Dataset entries
★ ★ ★ ★ ★ ★ ★

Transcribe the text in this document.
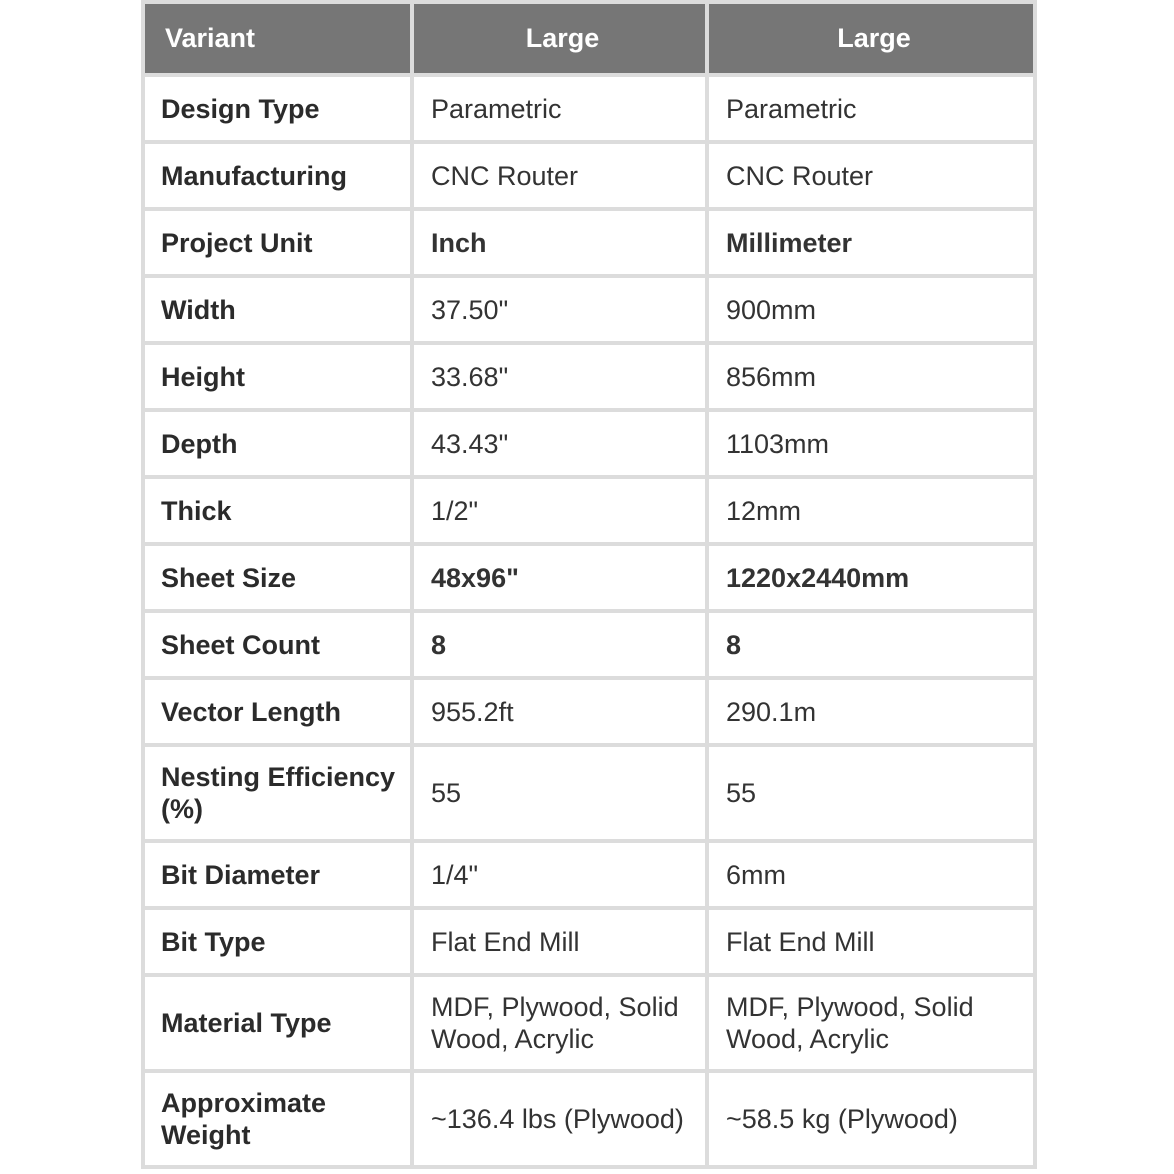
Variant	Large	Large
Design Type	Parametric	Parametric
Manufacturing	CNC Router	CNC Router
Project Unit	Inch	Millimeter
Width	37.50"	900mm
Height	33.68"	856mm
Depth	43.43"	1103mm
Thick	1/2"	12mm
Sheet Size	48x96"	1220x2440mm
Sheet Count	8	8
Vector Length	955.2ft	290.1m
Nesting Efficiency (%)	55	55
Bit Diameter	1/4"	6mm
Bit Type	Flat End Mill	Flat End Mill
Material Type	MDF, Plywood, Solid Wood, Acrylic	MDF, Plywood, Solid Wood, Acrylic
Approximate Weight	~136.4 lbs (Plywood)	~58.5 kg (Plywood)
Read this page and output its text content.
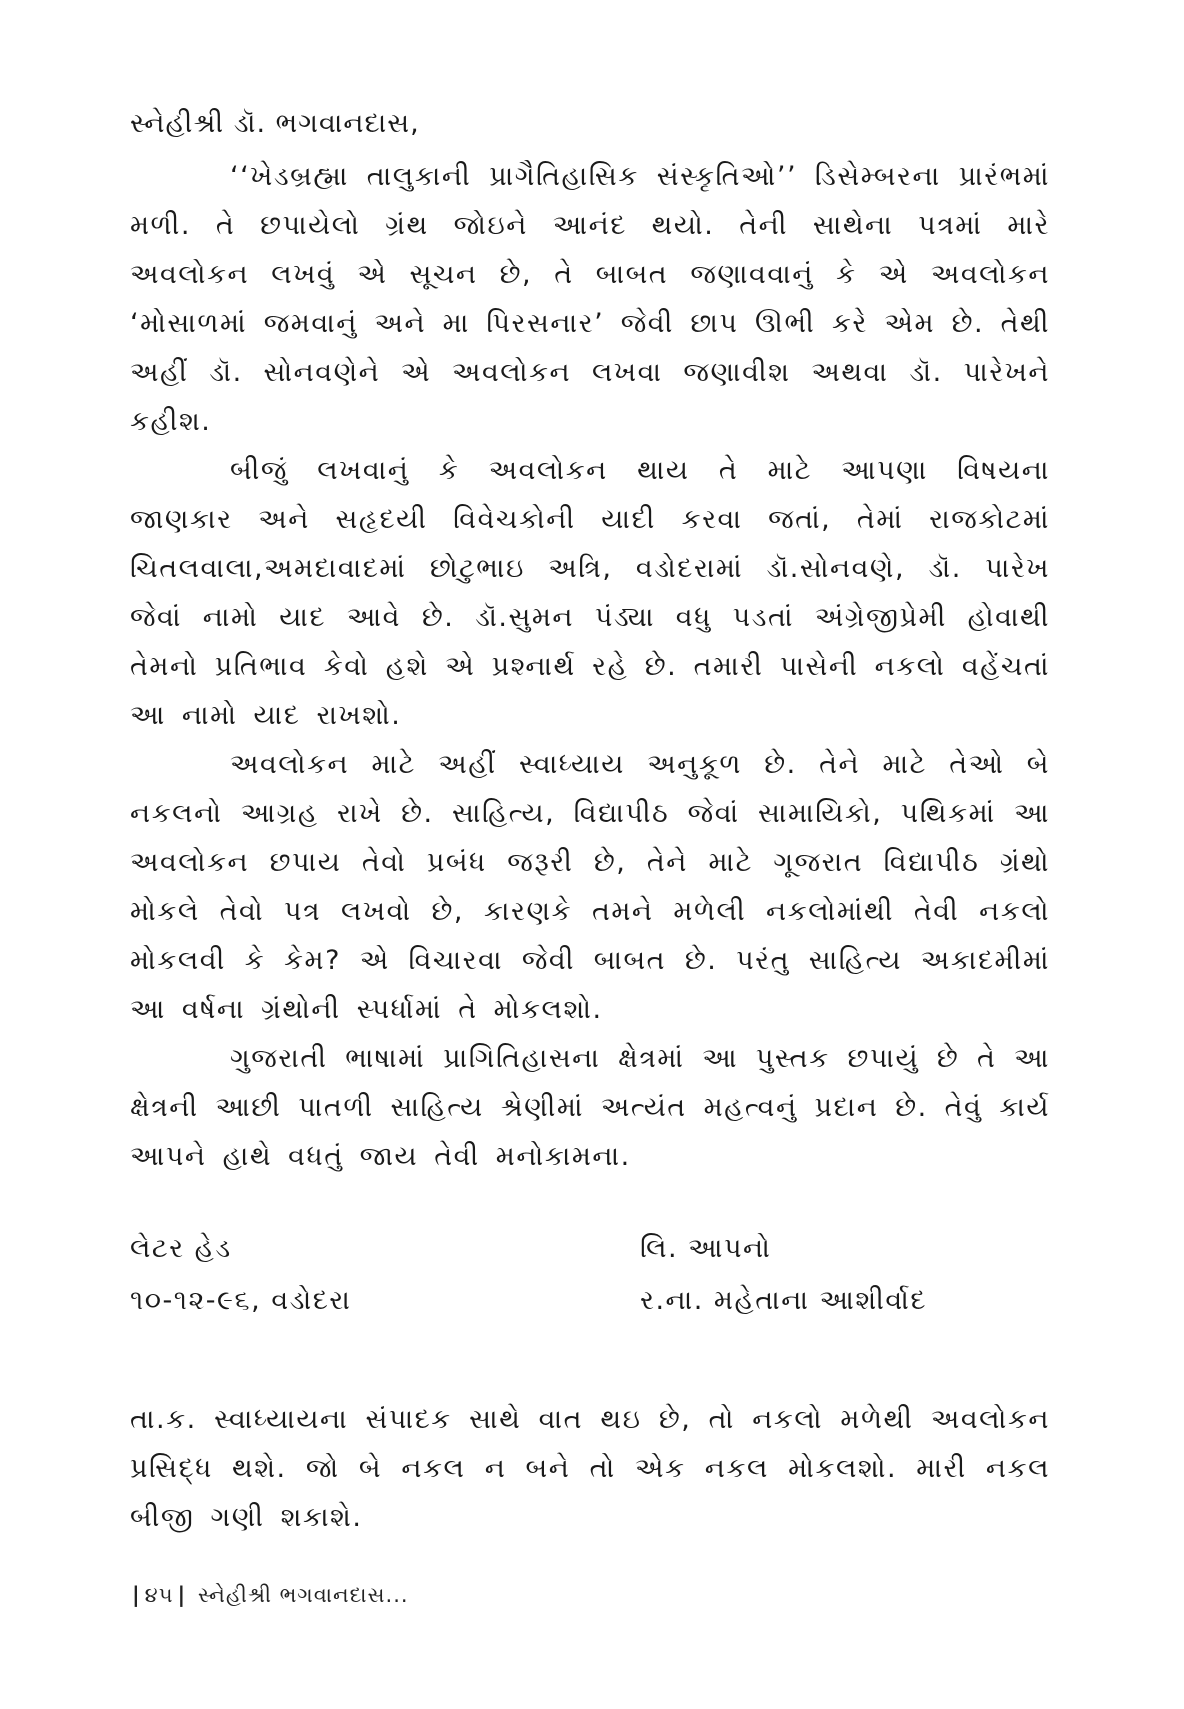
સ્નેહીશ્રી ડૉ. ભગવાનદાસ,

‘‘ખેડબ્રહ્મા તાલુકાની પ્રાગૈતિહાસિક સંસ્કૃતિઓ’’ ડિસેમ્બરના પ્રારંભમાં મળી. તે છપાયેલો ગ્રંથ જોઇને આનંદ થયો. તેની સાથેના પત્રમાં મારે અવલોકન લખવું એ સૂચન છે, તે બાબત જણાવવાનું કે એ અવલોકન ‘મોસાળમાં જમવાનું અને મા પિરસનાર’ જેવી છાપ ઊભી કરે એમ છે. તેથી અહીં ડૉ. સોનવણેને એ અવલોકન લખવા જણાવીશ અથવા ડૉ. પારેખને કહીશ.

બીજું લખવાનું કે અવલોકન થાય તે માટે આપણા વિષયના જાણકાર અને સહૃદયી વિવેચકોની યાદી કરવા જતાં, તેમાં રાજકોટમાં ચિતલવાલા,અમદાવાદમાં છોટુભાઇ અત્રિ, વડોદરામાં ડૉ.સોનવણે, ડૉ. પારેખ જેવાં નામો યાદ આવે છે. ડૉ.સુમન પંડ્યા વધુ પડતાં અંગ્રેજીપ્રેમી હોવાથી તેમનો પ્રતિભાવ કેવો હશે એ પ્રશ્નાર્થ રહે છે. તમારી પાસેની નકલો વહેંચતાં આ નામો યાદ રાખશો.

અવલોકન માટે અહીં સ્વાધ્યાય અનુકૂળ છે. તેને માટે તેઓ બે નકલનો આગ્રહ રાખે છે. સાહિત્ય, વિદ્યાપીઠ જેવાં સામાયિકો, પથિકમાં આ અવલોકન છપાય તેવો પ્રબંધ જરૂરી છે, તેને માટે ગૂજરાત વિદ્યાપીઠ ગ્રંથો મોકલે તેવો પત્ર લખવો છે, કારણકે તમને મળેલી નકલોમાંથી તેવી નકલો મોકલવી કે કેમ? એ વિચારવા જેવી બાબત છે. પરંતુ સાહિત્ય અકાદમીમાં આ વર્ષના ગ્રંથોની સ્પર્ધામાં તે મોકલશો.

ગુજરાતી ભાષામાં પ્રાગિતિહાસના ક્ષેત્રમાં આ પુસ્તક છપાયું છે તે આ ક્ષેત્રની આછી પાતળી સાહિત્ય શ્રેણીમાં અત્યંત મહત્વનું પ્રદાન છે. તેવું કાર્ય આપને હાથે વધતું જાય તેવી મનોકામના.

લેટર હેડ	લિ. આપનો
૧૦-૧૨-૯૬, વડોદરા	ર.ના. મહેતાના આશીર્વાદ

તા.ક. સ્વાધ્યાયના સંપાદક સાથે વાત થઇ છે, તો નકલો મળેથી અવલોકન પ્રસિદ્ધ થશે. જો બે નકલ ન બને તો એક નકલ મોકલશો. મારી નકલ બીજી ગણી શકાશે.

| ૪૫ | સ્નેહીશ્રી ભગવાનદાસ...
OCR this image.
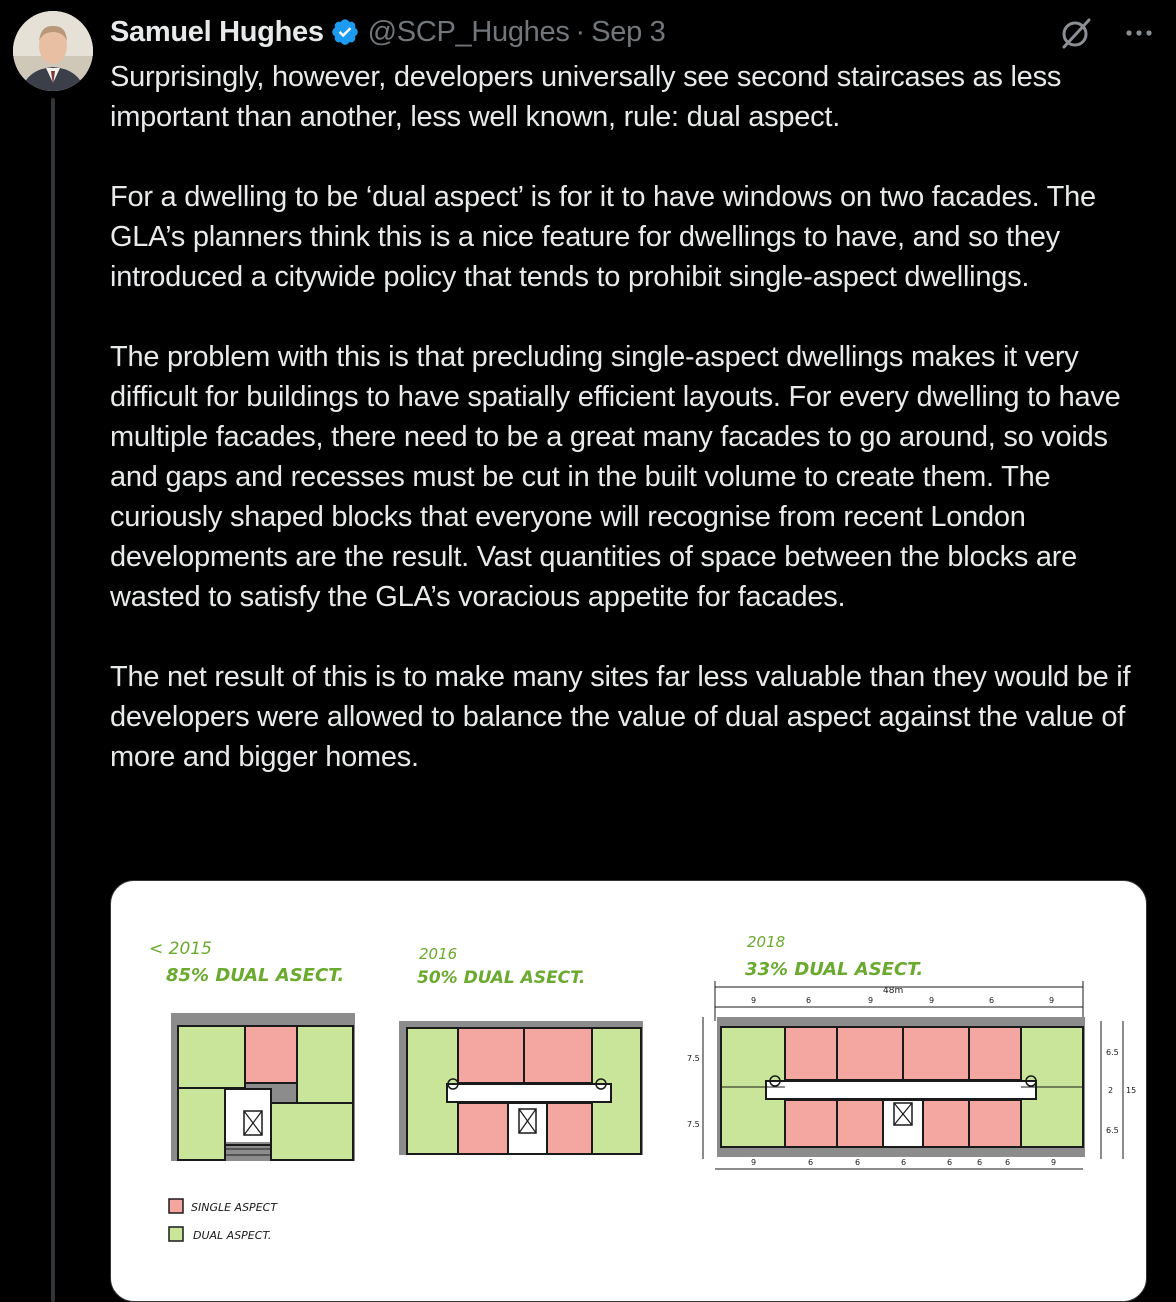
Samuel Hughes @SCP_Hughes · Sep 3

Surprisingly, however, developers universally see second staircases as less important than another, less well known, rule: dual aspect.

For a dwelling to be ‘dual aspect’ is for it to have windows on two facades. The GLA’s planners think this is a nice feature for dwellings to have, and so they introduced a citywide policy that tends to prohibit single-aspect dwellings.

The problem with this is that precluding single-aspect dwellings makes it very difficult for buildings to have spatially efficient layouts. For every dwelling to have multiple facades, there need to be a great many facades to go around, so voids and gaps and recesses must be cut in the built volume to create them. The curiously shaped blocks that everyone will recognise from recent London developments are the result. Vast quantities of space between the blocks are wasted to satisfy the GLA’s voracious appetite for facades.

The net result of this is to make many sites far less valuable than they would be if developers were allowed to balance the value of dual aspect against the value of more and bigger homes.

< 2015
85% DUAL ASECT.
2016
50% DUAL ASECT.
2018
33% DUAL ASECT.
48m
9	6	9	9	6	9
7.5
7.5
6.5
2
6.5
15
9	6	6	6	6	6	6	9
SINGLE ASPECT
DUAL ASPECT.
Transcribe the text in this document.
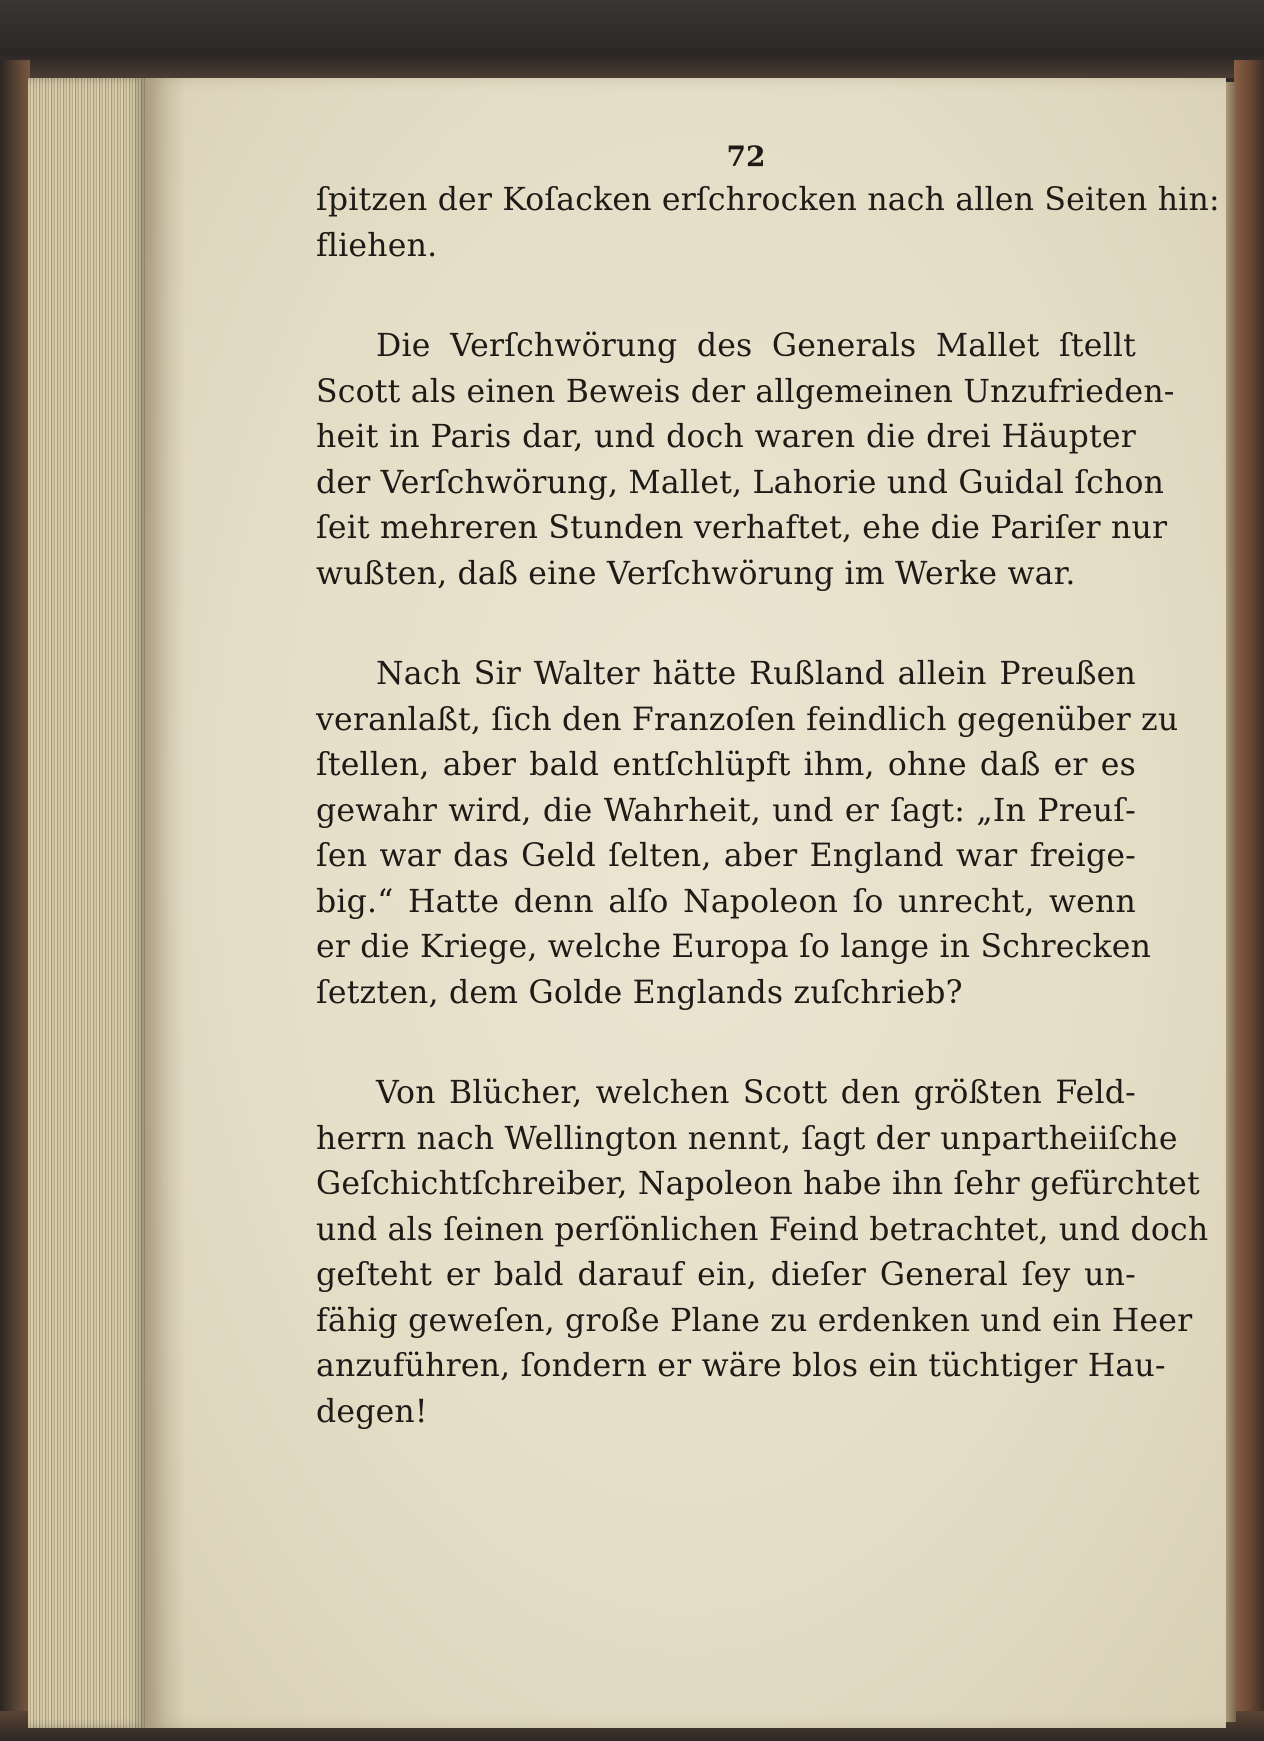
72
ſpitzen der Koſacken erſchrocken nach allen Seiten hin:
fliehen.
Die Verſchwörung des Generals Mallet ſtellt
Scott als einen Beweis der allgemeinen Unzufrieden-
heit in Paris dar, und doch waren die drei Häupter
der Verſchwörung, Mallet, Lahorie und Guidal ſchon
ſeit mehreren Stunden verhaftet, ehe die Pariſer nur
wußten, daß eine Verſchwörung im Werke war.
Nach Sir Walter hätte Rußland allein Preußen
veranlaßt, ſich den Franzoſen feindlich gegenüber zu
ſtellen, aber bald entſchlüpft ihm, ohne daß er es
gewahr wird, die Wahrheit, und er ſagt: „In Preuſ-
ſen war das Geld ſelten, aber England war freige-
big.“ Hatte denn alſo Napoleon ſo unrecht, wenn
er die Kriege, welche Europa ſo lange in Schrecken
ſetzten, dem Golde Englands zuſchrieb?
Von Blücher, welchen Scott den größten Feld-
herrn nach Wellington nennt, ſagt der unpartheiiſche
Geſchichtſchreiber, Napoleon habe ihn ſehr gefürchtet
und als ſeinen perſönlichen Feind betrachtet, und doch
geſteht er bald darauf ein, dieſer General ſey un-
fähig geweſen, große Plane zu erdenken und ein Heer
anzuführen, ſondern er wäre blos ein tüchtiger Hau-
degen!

★ ★ ★ ★ ★ ★ ★

Where a line of the material above holds the string "than", copy that line.

_Exercise output_
Surprisingly, however, developers universally see second staircases as less important than another, less well known, rule: dual aspect.
The net result of this is to make many sites far less valuable than they would be if developers were allowed to balance the value of dual aspect against the value of more and bigger homes.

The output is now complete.